[Items from a figure collection]
○ ○ ○ ○ ○ ○ ○

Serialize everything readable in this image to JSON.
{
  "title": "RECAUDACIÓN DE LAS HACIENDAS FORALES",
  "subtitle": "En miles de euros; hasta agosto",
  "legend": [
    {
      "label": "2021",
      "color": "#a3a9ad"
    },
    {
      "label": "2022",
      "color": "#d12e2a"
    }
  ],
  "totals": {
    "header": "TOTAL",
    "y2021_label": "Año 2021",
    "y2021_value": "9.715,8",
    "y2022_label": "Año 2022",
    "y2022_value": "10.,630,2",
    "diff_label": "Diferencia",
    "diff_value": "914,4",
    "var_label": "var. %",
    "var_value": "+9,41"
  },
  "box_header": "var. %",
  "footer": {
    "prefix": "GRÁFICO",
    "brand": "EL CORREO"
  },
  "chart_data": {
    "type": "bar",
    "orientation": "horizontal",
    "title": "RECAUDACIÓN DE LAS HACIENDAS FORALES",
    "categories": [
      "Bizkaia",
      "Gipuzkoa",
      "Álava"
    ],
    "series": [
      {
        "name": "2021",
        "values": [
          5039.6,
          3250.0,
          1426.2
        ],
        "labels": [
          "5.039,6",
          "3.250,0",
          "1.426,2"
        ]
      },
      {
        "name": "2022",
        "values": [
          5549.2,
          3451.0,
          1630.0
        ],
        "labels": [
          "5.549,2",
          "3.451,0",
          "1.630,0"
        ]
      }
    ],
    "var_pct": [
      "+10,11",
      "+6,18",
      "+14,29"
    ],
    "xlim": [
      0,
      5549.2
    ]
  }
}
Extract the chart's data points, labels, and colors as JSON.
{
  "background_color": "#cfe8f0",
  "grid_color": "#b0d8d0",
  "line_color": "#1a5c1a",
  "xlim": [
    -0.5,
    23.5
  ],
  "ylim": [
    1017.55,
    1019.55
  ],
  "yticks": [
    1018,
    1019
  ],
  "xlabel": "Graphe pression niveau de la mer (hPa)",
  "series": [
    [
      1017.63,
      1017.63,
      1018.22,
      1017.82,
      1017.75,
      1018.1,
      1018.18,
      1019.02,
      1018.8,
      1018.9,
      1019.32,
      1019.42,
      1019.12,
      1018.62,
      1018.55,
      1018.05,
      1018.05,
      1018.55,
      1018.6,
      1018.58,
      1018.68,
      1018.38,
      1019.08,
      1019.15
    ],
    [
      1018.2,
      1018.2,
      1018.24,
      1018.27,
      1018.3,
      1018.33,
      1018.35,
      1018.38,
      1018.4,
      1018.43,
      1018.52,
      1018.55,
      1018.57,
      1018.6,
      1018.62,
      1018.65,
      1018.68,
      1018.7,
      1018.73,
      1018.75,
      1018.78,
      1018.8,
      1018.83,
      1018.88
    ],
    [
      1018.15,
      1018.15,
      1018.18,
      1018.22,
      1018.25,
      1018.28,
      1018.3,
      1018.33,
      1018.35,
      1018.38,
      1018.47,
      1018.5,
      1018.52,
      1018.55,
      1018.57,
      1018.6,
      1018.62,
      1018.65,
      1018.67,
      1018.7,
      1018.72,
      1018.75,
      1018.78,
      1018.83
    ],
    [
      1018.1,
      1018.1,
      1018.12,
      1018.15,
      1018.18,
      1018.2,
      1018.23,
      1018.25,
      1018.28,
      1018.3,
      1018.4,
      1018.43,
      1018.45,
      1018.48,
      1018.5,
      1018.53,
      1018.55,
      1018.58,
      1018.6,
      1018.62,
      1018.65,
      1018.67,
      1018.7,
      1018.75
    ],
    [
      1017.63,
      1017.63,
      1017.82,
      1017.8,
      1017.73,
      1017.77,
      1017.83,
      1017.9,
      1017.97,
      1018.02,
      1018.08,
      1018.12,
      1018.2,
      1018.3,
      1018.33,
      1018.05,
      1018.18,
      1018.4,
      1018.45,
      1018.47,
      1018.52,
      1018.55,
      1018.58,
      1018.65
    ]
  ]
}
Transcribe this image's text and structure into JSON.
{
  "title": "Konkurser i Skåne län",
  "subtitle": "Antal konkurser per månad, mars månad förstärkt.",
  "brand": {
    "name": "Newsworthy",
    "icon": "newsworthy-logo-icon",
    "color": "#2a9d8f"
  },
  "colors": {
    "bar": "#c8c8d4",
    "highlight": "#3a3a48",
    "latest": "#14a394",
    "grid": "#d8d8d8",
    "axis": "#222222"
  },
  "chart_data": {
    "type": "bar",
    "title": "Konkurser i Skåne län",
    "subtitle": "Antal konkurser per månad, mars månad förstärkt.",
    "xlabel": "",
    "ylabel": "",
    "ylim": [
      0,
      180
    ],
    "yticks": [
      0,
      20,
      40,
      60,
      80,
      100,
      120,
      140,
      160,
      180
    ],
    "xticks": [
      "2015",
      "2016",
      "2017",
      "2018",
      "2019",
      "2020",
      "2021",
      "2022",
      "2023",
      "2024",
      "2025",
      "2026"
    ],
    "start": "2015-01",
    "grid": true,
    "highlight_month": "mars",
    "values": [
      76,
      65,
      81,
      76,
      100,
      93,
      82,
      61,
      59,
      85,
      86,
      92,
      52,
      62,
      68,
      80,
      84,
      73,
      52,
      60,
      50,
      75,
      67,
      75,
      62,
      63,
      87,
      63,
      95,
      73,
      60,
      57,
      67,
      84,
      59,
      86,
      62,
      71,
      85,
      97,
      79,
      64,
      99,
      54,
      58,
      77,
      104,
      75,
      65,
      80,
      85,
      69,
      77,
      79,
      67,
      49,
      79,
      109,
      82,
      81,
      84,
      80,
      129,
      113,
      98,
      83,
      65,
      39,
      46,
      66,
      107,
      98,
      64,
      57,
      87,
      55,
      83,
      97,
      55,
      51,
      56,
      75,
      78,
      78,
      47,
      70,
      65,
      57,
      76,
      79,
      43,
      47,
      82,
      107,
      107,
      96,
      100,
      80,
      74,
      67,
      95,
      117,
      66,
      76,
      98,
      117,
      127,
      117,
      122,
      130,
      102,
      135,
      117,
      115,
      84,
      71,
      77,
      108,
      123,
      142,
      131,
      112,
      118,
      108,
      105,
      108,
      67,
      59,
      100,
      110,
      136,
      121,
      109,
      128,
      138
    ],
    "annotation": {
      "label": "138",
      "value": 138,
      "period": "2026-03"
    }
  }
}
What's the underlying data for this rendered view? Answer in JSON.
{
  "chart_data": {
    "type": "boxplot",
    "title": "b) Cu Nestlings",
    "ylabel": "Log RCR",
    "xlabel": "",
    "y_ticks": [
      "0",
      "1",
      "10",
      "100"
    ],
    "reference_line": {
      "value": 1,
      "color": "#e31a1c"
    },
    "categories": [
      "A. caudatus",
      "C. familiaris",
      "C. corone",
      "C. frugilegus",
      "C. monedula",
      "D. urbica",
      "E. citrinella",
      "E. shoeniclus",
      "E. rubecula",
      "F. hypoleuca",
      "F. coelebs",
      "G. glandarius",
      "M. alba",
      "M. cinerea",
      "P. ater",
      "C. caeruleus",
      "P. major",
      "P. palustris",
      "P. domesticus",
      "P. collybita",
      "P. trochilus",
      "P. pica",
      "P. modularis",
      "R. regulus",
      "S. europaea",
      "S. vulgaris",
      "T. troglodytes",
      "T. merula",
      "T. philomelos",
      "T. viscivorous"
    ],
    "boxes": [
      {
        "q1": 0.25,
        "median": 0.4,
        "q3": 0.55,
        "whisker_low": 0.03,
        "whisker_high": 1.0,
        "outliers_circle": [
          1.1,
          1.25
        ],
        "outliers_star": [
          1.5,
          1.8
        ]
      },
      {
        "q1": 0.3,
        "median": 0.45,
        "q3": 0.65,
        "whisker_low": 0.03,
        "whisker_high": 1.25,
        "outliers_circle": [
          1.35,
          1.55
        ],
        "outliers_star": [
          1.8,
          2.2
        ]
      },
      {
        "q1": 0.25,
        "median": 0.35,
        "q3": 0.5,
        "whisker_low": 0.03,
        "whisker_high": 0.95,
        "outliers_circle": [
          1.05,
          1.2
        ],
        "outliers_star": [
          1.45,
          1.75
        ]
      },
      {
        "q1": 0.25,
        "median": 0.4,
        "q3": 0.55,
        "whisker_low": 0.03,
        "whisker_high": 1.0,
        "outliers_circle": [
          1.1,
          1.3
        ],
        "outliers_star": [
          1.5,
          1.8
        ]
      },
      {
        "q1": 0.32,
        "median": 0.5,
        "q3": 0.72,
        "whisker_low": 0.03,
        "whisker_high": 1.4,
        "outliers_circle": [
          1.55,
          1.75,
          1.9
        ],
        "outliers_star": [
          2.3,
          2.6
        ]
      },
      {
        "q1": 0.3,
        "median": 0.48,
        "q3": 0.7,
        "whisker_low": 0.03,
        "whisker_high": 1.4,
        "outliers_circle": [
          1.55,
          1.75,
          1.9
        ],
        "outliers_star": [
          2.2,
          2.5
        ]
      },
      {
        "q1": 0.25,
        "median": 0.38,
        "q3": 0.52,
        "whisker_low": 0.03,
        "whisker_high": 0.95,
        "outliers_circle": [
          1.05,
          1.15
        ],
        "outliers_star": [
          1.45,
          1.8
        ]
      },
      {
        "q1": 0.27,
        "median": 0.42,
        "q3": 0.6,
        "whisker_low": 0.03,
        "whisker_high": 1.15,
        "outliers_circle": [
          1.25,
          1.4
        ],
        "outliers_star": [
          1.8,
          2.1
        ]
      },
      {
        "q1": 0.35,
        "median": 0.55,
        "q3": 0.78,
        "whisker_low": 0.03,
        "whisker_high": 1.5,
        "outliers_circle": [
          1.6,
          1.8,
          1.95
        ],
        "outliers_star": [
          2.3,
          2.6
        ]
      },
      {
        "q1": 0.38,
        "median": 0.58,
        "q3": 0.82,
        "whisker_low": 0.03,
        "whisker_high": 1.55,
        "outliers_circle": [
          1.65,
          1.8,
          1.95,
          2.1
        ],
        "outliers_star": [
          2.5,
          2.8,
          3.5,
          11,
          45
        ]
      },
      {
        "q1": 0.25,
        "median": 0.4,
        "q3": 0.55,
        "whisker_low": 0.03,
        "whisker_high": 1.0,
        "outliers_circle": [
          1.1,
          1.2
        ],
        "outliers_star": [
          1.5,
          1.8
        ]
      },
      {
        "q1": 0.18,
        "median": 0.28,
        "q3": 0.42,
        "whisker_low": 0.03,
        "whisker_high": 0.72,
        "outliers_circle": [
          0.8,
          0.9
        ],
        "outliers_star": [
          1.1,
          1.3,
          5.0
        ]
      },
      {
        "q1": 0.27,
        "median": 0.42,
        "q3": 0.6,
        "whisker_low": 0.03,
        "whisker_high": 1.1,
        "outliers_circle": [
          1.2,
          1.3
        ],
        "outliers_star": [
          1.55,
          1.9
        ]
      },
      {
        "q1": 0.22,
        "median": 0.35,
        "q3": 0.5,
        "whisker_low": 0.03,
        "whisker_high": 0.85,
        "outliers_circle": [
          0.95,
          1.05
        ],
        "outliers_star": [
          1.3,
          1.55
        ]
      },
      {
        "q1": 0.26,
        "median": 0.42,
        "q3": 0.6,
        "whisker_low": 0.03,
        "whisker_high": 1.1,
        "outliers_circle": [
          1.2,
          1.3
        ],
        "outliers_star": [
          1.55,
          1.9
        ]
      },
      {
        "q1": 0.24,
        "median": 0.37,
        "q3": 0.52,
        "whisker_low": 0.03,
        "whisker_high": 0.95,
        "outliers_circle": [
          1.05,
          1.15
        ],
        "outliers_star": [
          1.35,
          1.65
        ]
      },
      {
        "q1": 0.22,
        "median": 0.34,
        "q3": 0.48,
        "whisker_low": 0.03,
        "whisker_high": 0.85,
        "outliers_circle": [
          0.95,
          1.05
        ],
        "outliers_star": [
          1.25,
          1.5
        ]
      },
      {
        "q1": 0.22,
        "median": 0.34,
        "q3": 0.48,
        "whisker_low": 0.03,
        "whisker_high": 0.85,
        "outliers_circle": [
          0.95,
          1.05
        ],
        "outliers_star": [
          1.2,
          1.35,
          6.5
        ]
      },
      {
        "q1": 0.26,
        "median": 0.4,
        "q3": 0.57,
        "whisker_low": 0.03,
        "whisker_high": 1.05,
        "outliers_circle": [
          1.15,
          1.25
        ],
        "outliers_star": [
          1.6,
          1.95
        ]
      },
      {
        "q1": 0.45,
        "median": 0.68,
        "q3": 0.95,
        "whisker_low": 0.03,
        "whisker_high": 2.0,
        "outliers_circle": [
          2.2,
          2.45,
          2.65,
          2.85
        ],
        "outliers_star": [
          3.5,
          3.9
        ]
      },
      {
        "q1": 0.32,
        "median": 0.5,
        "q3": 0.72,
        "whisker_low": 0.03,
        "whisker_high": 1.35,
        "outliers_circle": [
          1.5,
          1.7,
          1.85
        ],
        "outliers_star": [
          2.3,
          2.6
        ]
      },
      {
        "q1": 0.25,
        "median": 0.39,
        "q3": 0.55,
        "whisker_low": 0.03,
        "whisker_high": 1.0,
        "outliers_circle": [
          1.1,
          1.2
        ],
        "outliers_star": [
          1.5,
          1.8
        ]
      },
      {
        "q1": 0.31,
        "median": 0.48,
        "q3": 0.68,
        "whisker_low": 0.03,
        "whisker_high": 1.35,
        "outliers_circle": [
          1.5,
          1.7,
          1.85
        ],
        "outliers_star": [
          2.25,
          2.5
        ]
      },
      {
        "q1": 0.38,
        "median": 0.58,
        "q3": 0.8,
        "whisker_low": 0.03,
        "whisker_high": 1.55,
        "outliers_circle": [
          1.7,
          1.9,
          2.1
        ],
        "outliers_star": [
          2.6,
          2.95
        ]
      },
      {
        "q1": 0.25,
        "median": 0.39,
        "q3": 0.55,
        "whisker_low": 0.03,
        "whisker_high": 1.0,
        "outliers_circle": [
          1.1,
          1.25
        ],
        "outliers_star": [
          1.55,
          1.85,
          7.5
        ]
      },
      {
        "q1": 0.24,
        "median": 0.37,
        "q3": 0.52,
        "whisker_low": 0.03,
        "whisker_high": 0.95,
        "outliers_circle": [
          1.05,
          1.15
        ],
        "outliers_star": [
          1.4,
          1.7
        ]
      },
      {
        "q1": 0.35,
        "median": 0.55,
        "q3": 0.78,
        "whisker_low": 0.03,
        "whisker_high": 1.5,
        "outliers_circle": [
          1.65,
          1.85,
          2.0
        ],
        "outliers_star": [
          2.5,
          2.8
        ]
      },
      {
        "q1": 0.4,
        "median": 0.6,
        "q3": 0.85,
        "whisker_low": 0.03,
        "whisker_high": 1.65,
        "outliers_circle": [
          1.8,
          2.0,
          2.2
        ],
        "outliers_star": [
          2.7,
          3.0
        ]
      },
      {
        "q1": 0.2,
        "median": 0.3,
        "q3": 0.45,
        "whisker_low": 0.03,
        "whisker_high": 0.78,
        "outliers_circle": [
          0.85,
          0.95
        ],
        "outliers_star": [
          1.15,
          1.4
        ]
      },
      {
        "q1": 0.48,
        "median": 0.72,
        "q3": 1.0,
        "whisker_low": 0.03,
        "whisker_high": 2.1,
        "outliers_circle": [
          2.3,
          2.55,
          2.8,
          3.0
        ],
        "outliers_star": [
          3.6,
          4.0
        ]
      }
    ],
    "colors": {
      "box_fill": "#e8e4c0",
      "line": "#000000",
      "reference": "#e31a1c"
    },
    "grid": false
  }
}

○ ○ ○ ○ ○ ○ ○

Task objective =>
Using the listing above, return all lines where the word "FORALES" occurs.

Final result =>
  "title": "RECAUDACIÓN DE LAS HACIENDAS FORALES",
    "title": "RECAUDACIÓN DE LAS HACIENDAS FORALES",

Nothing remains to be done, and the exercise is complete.